The task: Below are records; state how many of their lines hold the word "sliding", and give only the figure.
## START Listed entries
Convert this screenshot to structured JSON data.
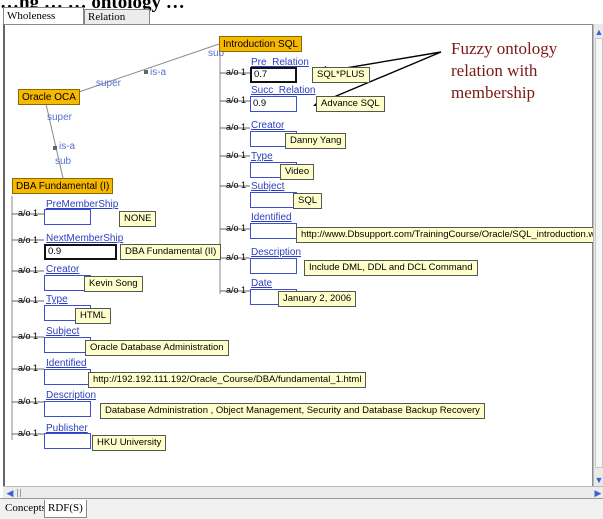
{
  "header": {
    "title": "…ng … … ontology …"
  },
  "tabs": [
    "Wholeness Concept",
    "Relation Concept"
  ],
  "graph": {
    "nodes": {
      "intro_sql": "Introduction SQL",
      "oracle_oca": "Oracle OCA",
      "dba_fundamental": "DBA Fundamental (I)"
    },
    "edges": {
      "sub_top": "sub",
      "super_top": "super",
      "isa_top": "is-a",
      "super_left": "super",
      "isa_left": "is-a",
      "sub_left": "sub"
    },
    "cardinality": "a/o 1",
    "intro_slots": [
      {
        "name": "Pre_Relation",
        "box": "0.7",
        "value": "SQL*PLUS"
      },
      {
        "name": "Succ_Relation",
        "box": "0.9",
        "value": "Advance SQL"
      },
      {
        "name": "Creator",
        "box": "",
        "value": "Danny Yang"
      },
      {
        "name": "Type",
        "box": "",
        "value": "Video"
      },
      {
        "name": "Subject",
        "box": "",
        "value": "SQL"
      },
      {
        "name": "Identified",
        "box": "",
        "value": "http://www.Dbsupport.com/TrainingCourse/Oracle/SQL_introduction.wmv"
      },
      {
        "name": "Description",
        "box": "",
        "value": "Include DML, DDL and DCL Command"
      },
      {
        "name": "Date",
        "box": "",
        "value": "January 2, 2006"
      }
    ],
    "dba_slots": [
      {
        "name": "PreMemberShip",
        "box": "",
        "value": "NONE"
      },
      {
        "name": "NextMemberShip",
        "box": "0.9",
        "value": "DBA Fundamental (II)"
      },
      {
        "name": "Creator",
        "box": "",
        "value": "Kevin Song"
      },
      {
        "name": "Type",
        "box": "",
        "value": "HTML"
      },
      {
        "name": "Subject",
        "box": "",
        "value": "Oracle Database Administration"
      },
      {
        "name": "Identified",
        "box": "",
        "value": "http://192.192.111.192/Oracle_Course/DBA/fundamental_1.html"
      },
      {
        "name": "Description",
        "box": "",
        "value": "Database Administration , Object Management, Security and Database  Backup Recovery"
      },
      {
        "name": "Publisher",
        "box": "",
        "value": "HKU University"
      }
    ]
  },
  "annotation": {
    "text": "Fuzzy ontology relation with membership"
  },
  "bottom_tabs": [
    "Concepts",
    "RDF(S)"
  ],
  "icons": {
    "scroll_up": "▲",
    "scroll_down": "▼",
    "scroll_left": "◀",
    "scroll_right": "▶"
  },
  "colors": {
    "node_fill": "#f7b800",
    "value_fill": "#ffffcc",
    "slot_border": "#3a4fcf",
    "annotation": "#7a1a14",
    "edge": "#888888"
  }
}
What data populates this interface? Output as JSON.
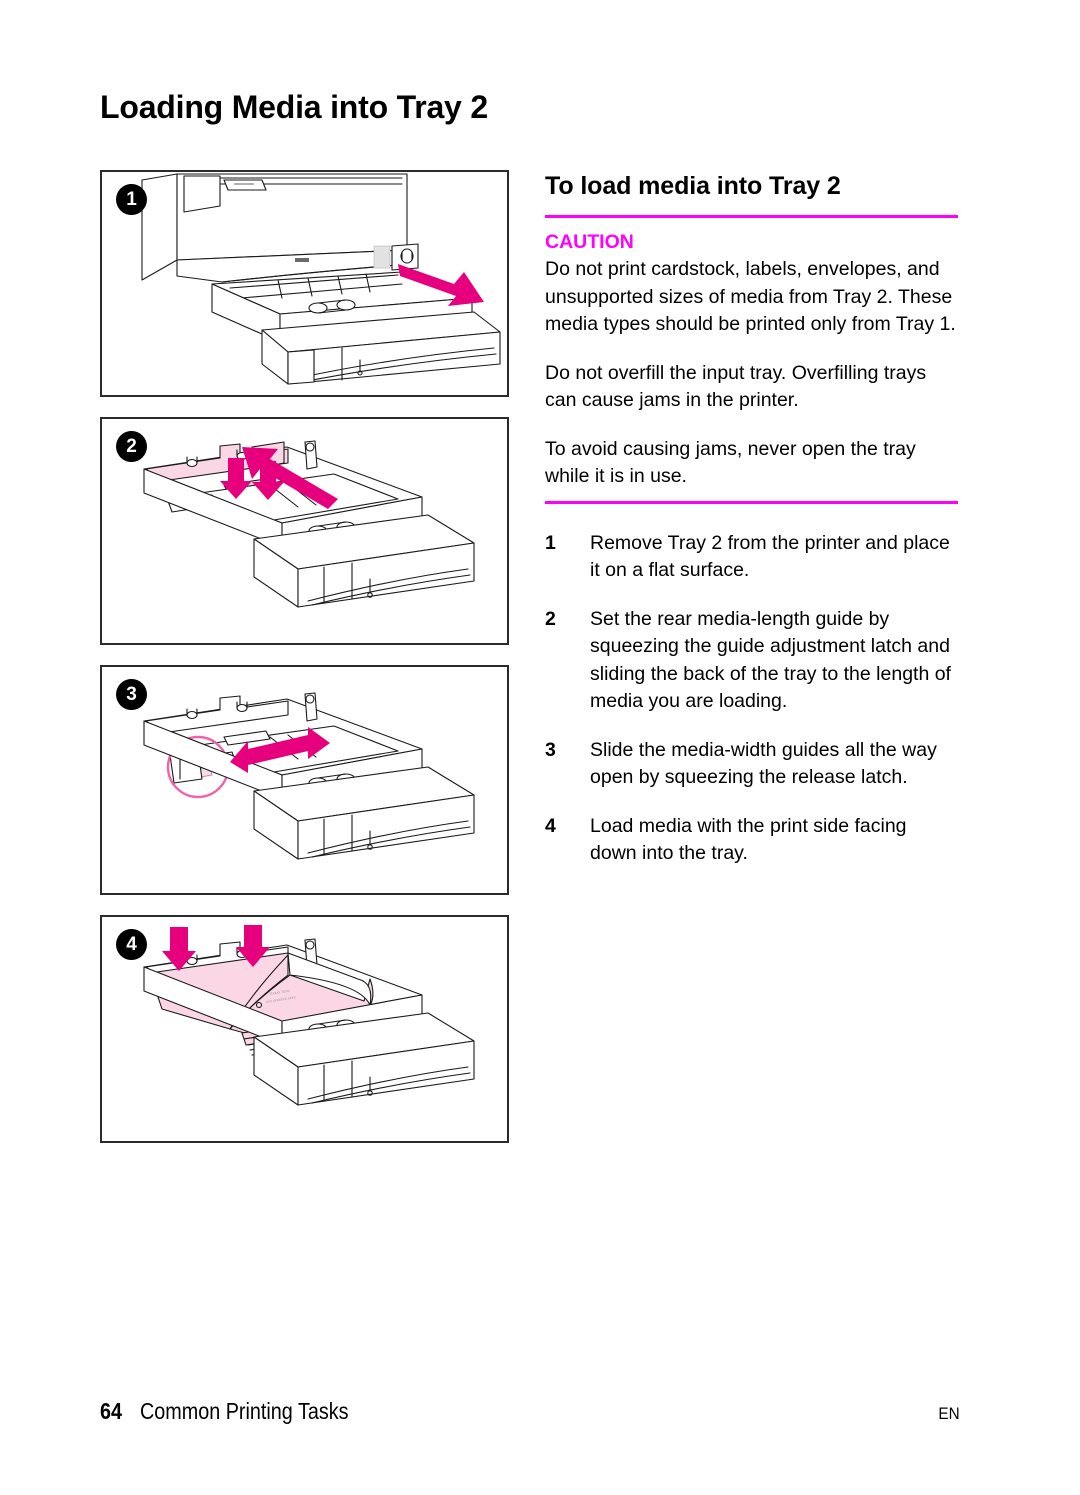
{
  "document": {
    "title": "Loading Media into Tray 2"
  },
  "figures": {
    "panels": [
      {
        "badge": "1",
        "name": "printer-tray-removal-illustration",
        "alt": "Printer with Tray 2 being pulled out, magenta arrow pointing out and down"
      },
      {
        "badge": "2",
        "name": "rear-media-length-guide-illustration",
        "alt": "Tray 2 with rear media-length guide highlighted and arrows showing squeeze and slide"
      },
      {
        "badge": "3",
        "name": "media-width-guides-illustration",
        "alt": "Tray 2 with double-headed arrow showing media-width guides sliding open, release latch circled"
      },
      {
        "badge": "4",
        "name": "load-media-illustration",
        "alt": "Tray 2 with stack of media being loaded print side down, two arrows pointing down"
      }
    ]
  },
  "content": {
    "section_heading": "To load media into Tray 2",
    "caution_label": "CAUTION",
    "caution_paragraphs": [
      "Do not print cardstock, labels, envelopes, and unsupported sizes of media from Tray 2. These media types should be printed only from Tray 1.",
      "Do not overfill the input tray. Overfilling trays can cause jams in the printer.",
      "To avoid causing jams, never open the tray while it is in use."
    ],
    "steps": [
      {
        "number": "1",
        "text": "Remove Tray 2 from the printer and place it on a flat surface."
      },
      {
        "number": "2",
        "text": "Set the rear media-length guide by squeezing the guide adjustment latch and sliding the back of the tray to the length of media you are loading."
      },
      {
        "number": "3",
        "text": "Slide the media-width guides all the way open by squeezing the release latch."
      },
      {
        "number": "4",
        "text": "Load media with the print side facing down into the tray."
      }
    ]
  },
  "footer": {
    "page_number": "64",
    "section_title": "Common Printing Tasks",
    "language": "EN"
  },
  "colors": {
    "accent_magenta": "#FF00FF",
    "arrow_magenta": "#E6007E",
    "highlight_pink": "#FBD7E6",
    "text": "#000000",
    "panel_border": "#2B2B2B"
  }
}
## END Listed entries
Correct result: 2